#### WHAT THIS TASK INVOLVES:
State the number of lines below in which the word "ECMWF" appears. Nothing else belongs in the answer.

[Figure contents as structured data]
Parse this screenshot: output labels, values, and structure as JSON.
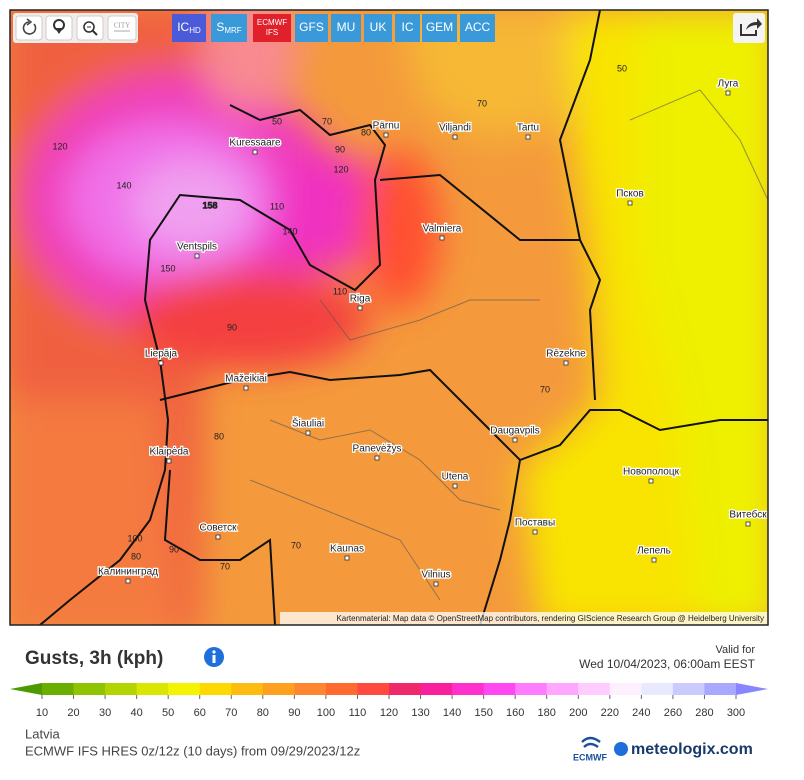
{
  "toolbar": {
    "city_button": "CITY",
    "models": [
      {
        "label": "IC",
        "sub": "HD",
        "color": "#4a5ad8"
      },
      {
        "label": "S",
        "sub": "MRF",
        "color": "#3a9ad9"
      },
      {
        "label": "ECMWF",
        "sub": "IFS",
        "color": "#e0202a"
      },
      {
        "label": "GFS",
        "color": "#3a9ad9"
      },
      {
        "label": "MU",
        "color": "#3a9ad9"
      },
      {
        "label": "UK",
        "color": "#3a9ad9"
      },
      {
        "label": "IC",
        "color": "#3a9ad9"
      },
      {
        "label": "GEM",
        "color": "#3a9ad9"
      },
      {
        "label": "ACC",
        "color": "#3a9ad9"
      }
    ]
  },
  "map": {
    "cities": [
      "Kuressaare",
      "Pärnu",
      "Viljandi",
      "Tartu",
      "Луга",
      "Псков",
      "Valmiera",
      "Ventspils",
      "Riga",
      "Liepāja",
      "Rēzekne",
      "Mažeikiai",
      "Šiauliai",
      "Daugavpils",
      "Klaipėda",
      "Panevėžys",
      "Utena",
      "Новополоцк",
      "Советск",
      "Поставы",
      "Витебск",
      "Kaunas",
      "Лепель",
      "Калининград",
      "Vilnius"
    ],
    "contour_labels": [
      "120",
      "140",
      "158",
      "150",
      "110",
      "140",
      "120",
      "90",
      "80",
      "70",
      "50",
      "70",
      "50",
      "110",
      "90",
      "80",
      "70",
      "100",
      "80",
      "90",
      "70",
      "70"
    ],
    "attribution": "Kartenmaterial: Map data © OpenStreetMap contributors, rendering GIScience Research Group @ Heidelberg University"
  },
  "header": {
    "title": "Gusts, 3h (kph)",
    "valid_label": "Valid for",
    "valid_time": "Wed 10/04/2023, 06:00am EEST"
  },
  "legend": {
    "labels": [
      10,
      20,
      30,
      40,
      50,
      60,
      70,
      80,
      90,
      100,
      110,
      120,
      130,
      140,
      150,
      160,
      180,
      200,
      220,
      240,
      260,
      280,
      300
    ],
    "colors": [
      "#4c9a00",
      "#6aae00",
      "#8ec400",
      "#b4d400",
      "#d8e600",
      "#f4f400",
      "#ffd800",
      "#ffbc10",
      "#ffa020",
      "#ff8630",
      "#ff6a30",
      "#ff4a40",
      "#f02a6a",
      "#f8209c",
      "#ff30cc",
      "#ff48f0",
      "#ff7cff",
      "#ffa6ff",
      "#ffccff",
      "#fff0ff",
      "#e8e8ff",
      "#cacaff",
      "#a8a8ff",
      "#8686ff"
    ]
  },
  "footer": {
    "region": "Latvia",
    "model_run": "ECMWF IFS HRES 0z/12z (10 days) from 09/29/2023/12z",
    "logo_text": "ECMWF",
    "brand": "meteologix.com"
  }
}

#### EXERCISE RESPONSE:
3